• [Work to complete]: Write out every record in full, exactly as written, please.

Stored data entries
• • • • • • •
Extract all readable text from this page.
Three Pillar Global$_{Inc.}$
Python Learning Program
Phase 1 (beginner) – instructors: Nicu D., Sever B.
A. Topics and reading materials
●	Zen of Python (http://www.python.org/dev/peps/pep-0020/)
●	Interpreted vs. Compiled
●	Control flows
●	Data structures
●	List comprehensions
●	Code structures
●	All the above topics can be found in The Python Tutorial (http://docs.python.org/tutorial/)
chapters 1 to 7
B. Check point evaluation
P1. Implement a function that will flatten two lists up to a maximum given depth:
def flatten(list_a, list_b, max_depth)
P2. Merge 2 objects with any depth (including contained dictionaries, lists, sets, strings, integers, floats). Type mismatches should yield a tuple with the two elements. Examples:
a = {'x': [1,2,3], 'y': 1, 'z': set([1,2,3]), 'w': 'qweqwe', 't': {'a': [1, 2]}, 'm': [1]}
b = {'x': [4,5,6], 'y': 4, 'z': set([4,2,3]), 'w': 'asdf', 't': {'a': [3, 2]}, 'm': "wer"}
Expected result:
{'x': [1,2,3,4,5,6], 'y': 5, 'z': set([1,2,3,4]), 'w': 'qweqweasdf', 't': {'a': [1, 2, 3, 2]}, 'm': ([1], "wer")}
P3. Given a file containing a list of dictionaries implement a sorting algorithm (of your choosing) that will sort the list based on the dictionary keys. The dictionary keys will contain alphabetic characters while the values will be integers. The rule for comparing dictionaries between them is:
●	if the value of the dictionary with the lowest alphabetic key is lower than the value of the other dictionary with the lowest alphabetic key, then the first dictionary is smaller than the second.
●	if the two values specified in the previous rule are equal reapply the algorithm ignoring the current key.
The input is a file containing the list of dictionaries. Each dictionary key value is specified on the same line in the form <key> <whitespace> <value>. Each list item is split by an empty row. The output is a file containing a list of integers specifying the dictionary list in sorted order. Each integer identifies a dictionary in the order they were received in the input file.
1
• • • • • • •
• [Task solution]:
Extract all readable text from this page.
Three Pillar Global$_{Inc.}$
Python Learning Program
Phase 1 (beginner) – instructors: Nicu D., Sever B.
A. Topics and reading materials
●	Zen of Python (http://www.python.org/dev/peps/pep-0020/)
●	Interpreted vs. Compiled
●	Control flows
●	Data structures
●	List comprehensions
●	Code structures
●	All the above topics can be found in The Python Tutorial (http://docs.python.org/tutorial/)
chapters 1 to 7
B. Check point evaluation
P1. Implement a function that will flatten two lists up to a maximum given depth:
def flatten(list_a, list_b, max_depth)
P2. Merge 2 objects with any depth (including contained dictionaries, lists, sets, strings, integers, floats). Type mismatches should yield a tuple with the two elements. Examples:
a = {'x': [1,2,3], 'y': 1, 'z': set([1,2,3]), 'w': 'qweqwe', 't': {'a': [1, 2]}, 'm': [1]}
b = {'x': [4,5,6], 'y': 4, 'z': set([4,2,3]), 'w': 'asdf', 't': {'a': [3, 2]}, 'm': "wer"}
Expected result:
{'x': [1,2,3,4,5,6], 'y': 5, 'z': set([1,2,3,4]), 'w': 'qweqweasdf', 't': {'a': [1, 2, 3, 2]}, 'm': ([1], "wer")}
P3. Given a file containing a list of dictionaries implement a sorting algorithm (of your choosing) that will sort the list based on the dictionary keys. The dictionary keys will contain alphabetic characters while the values will be integers. The rule for comparing dictionaries between them is:
●	if the value of the dictionary with the lowest alphabetic key is lower than the value of the other dictionary with the lowest alphabetic key, then the first dictionary is smaller than the second.
●	if the two values specified in the previous rule are equal reapply the algorithm ignoring the current key.
The input is a file containing the list of dictionaries. Each dictionary key value is specified on the same line in the form <key> <whitespace> <value>. Each list item is split by an empty row. The output is a file containing a list of integers specifying the dictionary list in sorted order. Each integer identifies a dictionary in the order they were received in the input file.
1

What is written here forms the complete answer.